What the task requires
Identify all lines in the data containing the string "name". Copy them out.

Raw data
┄┄┄┄┄┄┄┄┄┄

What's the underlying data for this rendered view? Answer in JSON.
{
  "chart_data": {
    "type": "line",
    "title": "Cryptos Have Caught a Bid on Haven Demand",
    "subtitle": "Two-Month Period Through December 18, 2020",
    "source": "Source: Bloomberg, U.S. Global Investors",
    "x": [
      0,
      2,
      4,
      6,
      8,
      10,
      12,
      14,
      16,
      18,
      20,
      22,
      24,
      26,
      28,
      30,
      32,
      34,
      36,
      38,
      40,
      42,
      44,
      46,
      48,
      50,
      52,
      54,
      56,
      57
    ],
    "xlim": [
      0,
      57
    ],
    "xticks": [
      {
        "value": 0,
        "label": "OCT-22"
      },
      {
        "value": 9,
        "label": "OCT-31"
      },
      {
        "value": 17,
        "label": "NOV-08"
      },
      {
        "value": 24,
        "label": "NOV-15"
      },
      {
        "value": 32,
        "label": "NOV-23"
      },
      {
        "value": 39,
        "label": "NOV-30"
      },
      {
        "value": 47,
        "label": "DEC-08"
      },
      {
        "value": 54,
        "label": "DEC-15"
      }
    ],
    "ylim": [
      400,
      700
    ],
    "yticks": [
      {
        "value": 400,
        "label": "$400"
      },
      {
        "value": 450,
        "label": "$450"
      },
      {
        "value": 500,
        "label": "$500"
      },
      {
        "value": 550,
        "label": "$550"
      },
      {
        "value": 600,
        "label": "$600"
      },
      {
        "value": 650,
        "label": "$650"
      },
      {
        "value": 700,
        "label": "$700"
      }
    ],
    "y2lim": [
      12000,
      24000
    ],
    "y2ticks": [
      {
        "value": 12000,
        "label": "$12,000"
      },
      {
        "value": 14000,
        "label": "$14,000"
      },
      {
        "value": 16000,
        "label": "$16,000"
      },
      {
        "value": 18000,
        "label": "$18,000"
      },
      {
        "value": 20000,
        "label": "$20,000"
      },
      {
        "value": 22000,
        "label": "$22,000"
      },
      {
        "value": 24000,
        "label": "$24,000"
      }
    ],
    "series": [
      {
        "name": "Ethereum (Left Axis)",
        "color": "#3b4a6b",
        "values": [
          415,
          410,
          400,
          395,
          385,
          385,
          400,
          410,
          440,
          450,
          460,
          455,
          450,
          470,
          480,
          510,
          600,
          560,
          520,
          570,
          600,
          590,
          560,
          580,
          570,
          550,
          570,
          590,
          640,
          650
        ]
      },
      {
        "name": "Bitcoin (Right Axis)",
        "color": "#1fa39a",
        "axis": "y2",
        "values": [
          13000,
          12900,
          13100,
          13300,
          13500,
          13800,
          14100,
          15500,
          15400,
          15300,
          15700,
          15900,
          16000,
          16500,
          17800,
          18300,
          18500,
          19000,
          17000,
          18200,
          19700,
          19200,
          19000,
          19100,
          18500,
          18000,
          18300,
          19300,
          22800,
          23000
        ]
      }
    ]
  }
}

┄┄┄┄┄┄┄┄┄┄

Solved problem
        "name": "Ethereum (Left Axis)",
        "name": "Bitcoin (Right Axis)",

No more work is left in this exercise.